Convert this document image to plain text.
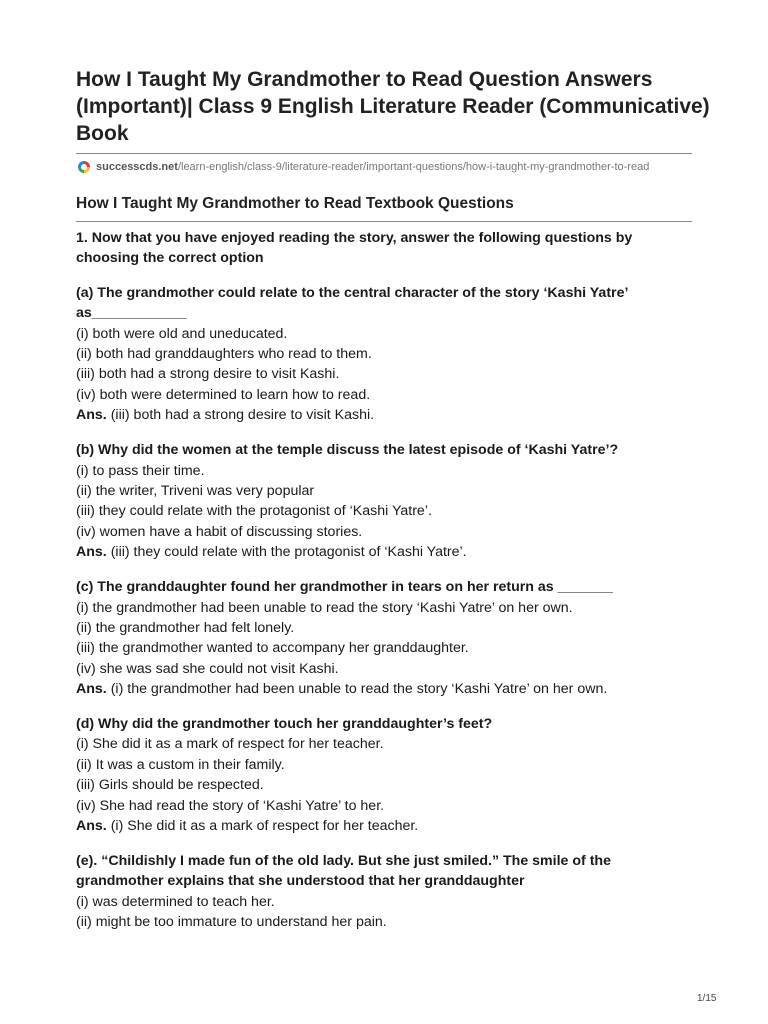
How I Taught My Grandmother to Read Question Answers (Important)| Class 9 English Literature Reader (Communicative) Book
successcds.net/learn-english/class-9/literature-reader/important-questions/how-i-taught-my-grandmother-to-read
How I Taught My Grandmother to Read Textbook Questions

1. Now that you have enjoyed reading the story, answer the following questions by choosing the correct option

(a) The grandmother could relate to the central character of the story ‘Kashi Yatre’ as____________

(i) both were old and uneducated.

(ii) both had granddaughters who read to them.

(iii) both had a strong desire to visit Kashi.

(iv) both were determined to learn how to read.

Ans. (iii) both had a strong desire to visit Kashi.

(b) Why did the women at the temple discuss the latest episode of ‘Kashi Yatre’?

(i) to pass their time.

(ii) the writer, Triveni was very popular

(iii) they could relate with the protagonist of ‘Kashi Yatre’.

(iv) women have a habit of discussing stories.

Ans. (iii) they could relate with the protagonist of ‘Kashi Yatre’.

(c) The granddaughter found her grandmother in tears on her return as _______

(i) the grandmother had been unable to read the story ‘Kashi Yatre’ on her own.

(ii) the grandmother had felt lonely.

(iii) the grandmother wanted to accompany her granddaughter.

(iv) she was sad she could not visit Kashi.

Ans. (i) the grandmother had been unable to read the story ‘Kashi Yatre’ on her own.

(d) Why did the grandmother touch her granddaughter’s feet?

(i) She did it as a mark of respect for her teacher.

(ii) It was a custom in their family.

(iii) Girls should be respected.

(iv) She had read the story of ‘Kashi Yatre’ to her.

Ans. (i) She did it as a mark of respect for her teacher.

(e). “Childishly I made fun of the old lady. But she just smiled.” The smile of the grandmother explains that she understood that her granddaughter

(i) was determined to teach her.

(ii) might be too immature to understand her pain.

1/15
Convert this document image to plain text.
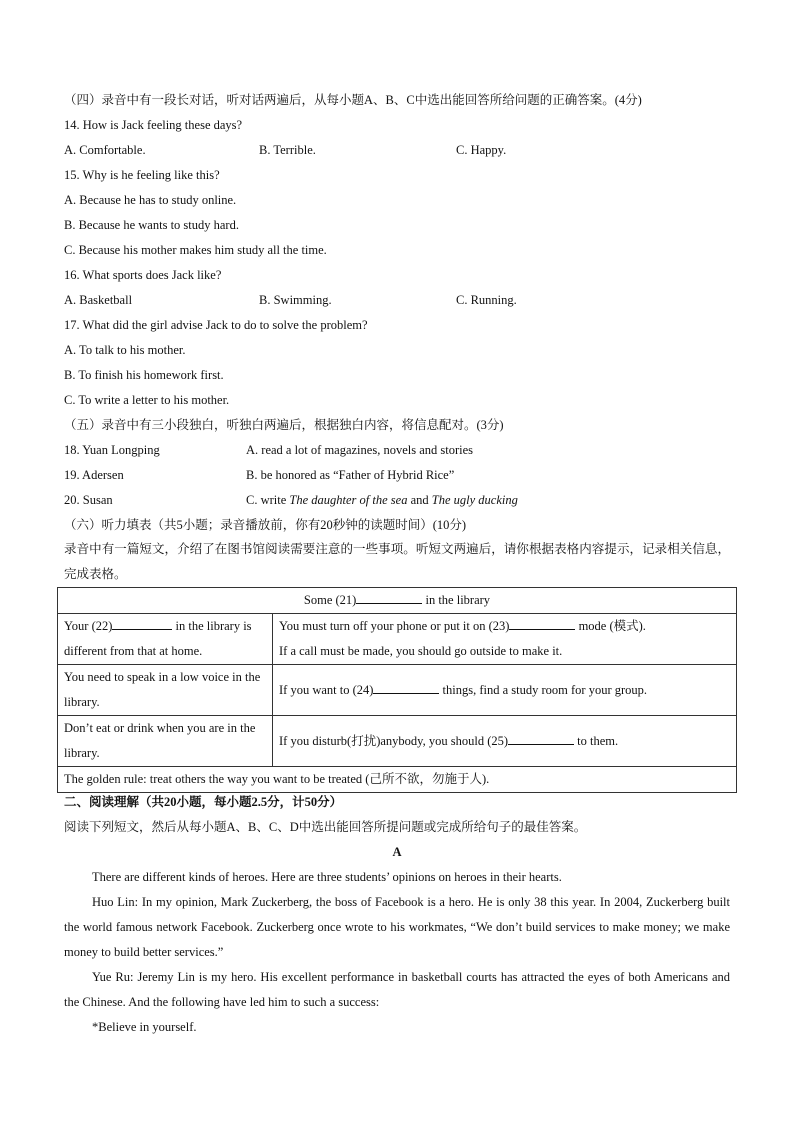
（四）录音中有一段长对话，听对话两遍后，从每小题A、B、C中选出能回答所给问题的正确答案。(4分)
14. How is Jack feeling these days?
A. Comfortable.	B. Terrible.	C. Happy.
15. Why is he feeling like this?
A. Because he has to study online.
B. Because he wants to study hard.
C. Because his mother makes him study all the time.
16. What sports does Jack like?
A. Basketball	B. Swimming.	C. Running.
17. What did the girl advise Jack to do to solve the problem?
A. To talk to his mother.
B. To finish his homework first.
C. To write a letter to his mother.
（五）录音中有三小段独白，听独白两遍后，根据独白内容，将信息配对。(3分)
18. Yuan Longping	A. read a lot of magazines, novels and stories
19. Adersen	B. be honored as “Father of Hybrid Rice”
20. Susan	C. write The daughter of the sea and The ugly ducking
（六）听力填表（共5小题；录音播放前，你有20秒钟的读题时间）(10分)
录音中有一篇短文，介绍了在图书馆阅读需要注意的一些事项。听短文两遍后，请你根据表格内容提示，记录相关信息，完成表格。
Some (21) in the library	
Your (22) in the library is different from that at home.	You must turn off your phone or put it on (23) mode (模式).
If a call must be made, you should go outside to make it.
You need to speak in a low voice in the library.	If you want to (24) things, find a study room for your group.
Don’t eat or drink when you are in the library.	If you disturb(打扰)anybody, you should (25) to them.
The golden rule: treat others the way you want to be treated (己所不欲，勿施于人).	
二、阅读理解（共20小题，每小题2.5分，计50分）
阅读下列短文，然后从每小题A、B、C、D中选出能回答所提问题或完成所给句子的最佳答案。
A
There are different kinds of heroes. Here are three students’ opinions on heroes in their hearts.
Huo Lin: In my opinion, Mark Zuckerberg, the boss of Facebook is a hero. He is only 38 this year. In 2004, Zuckerberg built the world famous network Facebook. Zuckerberg once wrote to his workmates, “We don’t build services to make money; we make money to build better services.”
Yue Ru: Jeremy Lin is my hero. His excellent performance in basketball courts has attracted the eyes of both Americans and the Chinese. And the following have led him to such a success:
*Believe in yourself.
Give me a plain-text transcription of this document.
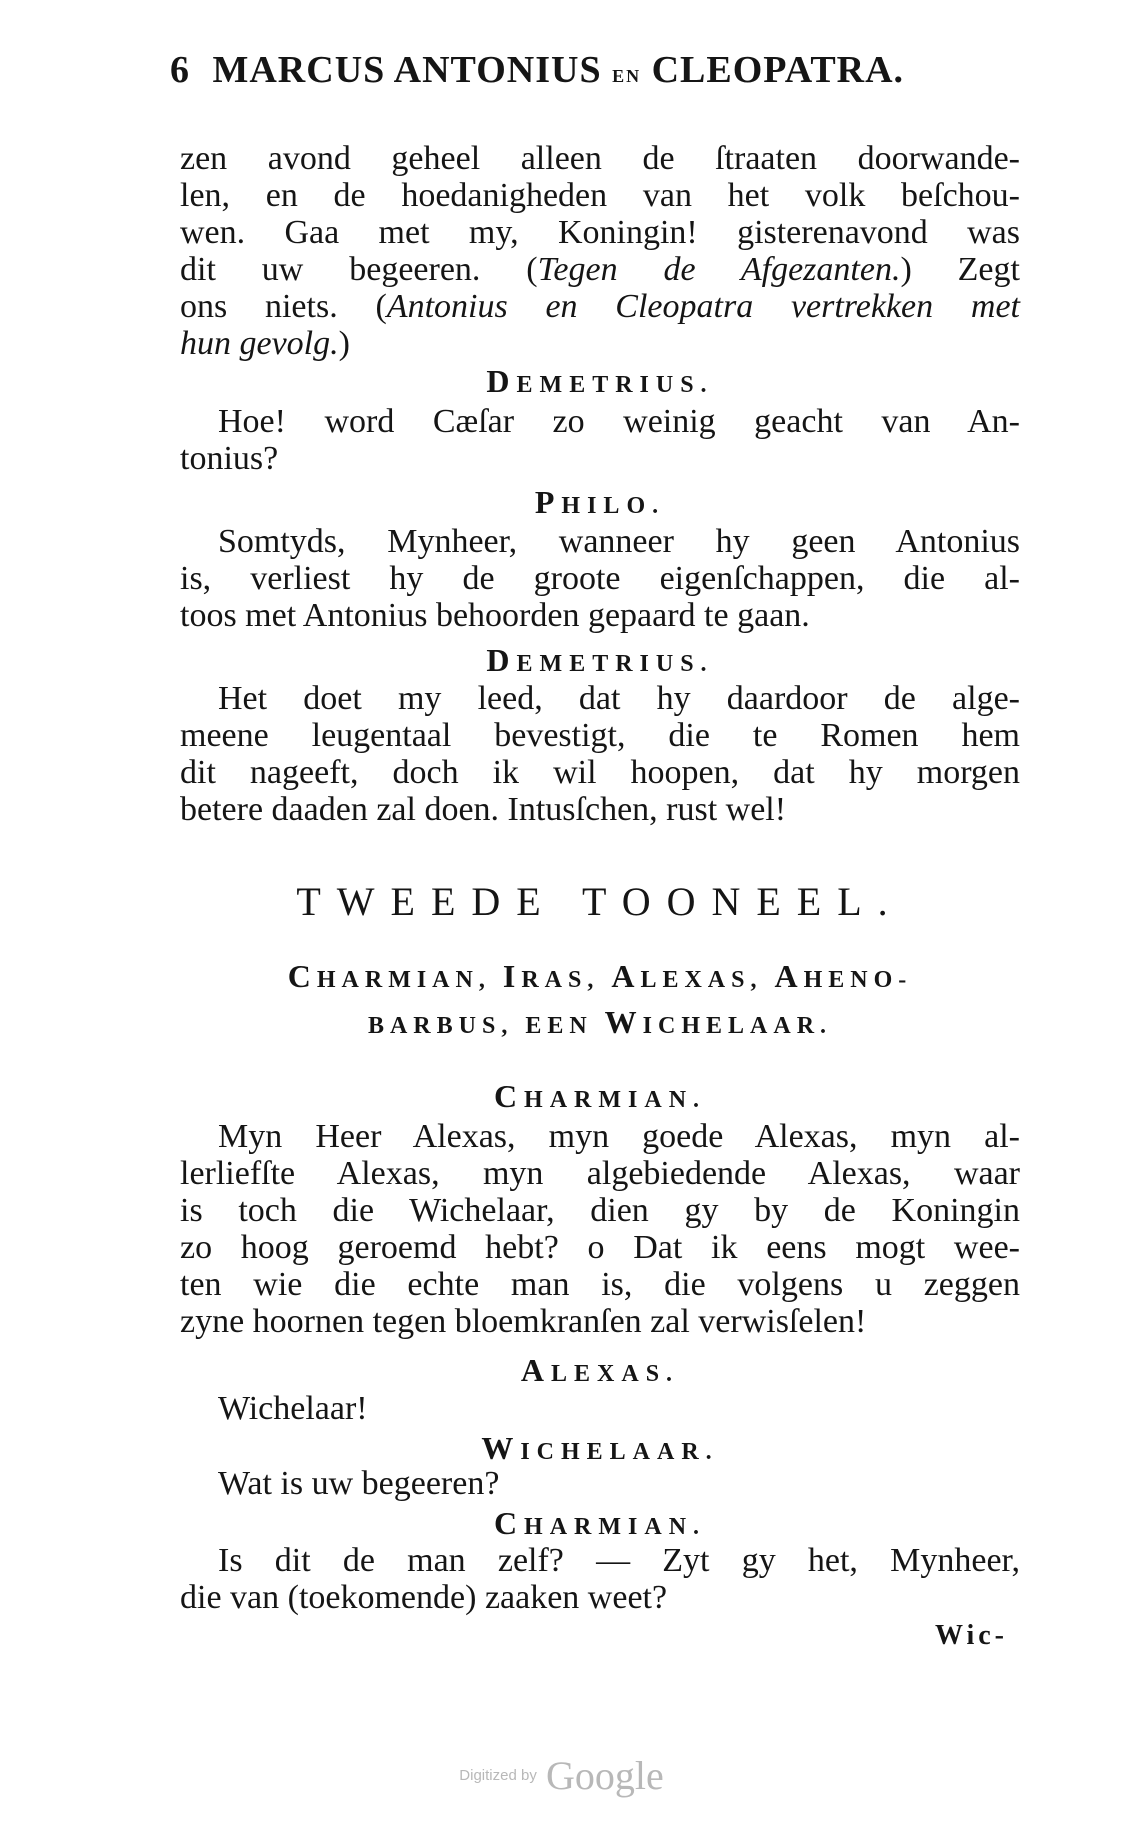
6 MARCUS ANTONIUS EN CLEOPATRA.
zen avond geheel alleen de ſtraaten doorwande-
len, en de hoedanigheden van het volk beſchou-
wen. Gaa met my, Koningin! gisterenavond was
dit uw begeeren. (Tegen de Afgezanten.) Zegt
ons niets. (Antonius en Cleopatra vertrekken met
hun gevolg.)
DEMETRIUS.
Hoe! word Cæſar zo weinig geacht van An-
tonius?
PHILO.
Somtyds, Mynheer, wanneer hy geen Antonius
is, verliest hy de groote eigenſchappen, die al-
toos met Antonius behoorden gepaard te gaan.
DEMETRIUS.
Het doet my leed, dat hy daardoor de alge-
meene leugentaal bevestigt, die te Romen hem
dit nageeft, doch ik wil hoopen, dat hy morgen
betere daaden zal doen. Intusſchen, rust wel!
TWEEDE TOONEEL.
CHARMIAN, IRAS, ALEXAS, AHENO-
BARBUS, EEN WICHELAAR.
CHARMIAN.
Myn Heer Alexas, myn goede Alexas, myn al-
lerliefſte Alexas, myn algebiedende Alexas, waar
is toch die Wichelaar, dien gy by de Koningin
zo hoog geroemd hebt? o Dat ik eens mogt wee-
ten wie die echte man is, die volgens u zeggen
zyne hoornen tegen bloemkranſen zal verwisſelen!
ALEXAS.
Wichelaar!
WICHELAAR.
Wat is uw begeeren?
CHARMIAN.
Is dit de man zelf? — Zyt gy het, Mynheer,
die van (toekomende) zaaken weet?
Wic-
Digitized by Google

## [THE TASK]
Give only the number of lines in the entries above that hold the string "story".

## [EXERCISE SOLUTION]
5